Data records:
## Start
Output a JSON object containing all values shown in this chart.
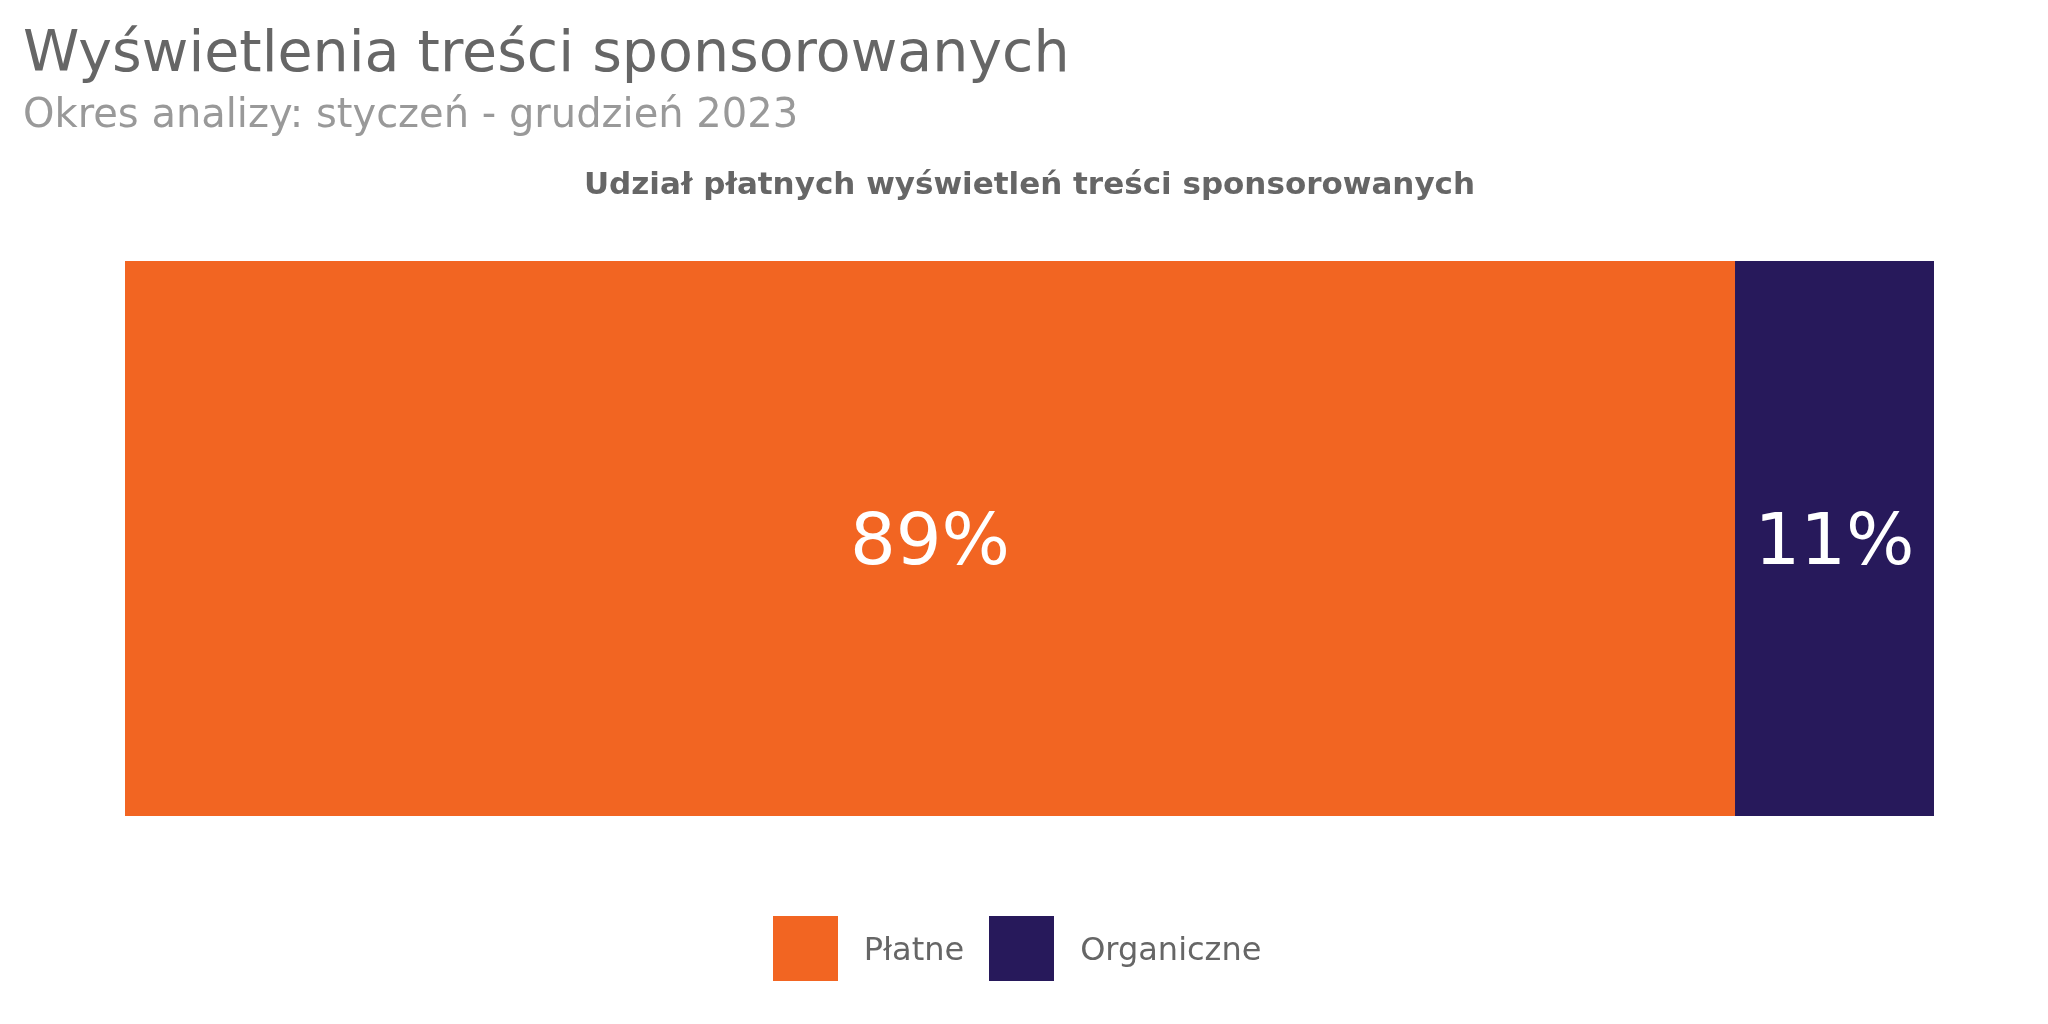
{
  "chart_data": {
    "type": "bar",
    "title": "Wyświetlenia treści sponsorowanych",
    "subtitle": "Okres analizy: styczeń - grudzień 2023",
    "xlabel": "Udział płatnych wyświetleń treści sponsorowanych",
    "orientation": "horizontal",
    "stacked": true,
    "categories": [
      null
    ],
    "series": [
      {
        "name": "Płatne",
        "color": "#f26522",
        "values": [
          89
        ],
        "value_labels": [
          "89%"
        ]
      },
      {
        "name": "Organiczne",
        "color": "#27195b",
        "values": [
          11
        ],
        "value_labels": [
          "11%"
        ]
      }
    ],
    "legend": "bottom",
    "grid": false
  }
}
## End
■ REQUIREMENT:
Copy each line containing the word "sponsorowanych" from the data.

■ EXERCISE ANSWER:
    "title": "Wyświetlenia treści sponsorowanych",
    "xlabel": "Udział płatnych wyświetleń treści sponsorowanych",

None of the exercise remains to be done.